## Start EXERCISE MATERIAL

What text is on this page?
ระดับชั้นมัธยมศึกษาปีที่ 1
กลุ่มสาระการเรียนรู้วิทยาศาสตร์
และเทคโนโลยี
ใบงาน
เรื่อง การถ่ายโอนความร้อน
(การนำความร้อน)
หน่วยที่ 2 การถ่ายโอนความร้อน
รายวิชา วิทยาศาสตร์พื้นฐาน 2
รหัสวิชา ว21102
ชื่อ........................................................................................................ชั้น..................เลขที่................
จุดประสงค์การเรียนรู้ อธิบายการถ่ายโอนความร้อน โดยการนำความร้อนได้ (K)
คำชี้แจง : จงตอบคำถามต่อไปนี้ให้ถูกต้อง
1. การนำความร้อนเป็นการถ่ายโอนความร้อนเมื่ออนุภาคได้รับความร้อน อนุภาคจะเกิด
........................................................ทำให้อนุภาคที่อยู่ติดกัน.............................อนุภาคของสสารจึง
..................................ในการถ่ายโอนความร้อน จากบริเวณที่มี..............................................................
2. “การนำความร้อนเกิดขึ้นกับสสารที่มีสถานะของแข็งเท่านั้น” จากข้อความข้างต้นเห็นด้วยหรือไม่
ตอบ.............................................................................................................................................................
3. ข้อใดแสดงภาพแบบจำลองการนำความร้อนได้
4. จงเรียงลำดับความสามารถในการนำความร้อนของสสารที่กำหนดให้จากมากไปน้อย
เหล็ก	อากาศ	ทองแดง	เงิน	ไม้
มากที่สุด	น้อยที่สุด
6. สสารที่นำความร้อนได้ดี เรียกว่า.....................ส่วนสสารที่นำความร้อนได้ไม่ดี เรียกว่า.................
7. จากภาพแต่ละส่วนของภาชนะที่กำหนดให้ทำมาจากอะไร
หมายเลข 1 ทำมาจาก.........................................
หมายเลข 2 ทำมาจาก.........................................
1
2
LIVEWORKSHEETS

## End EXERCISE MATERIAL

_WHAT YOU HAVE TO DO_
Your task is to collect every line above that contains the word "กำหนดให".

_TASK OUTPUT_
4. จงเรียงลำดับความสามารถในการนำความร้อนของสสารที่กำหนดให้จากมากไปน้อย
7. จากภาพแต่ละส่วนของภาชนะที่กำหนดให้ทำมาจากอะไร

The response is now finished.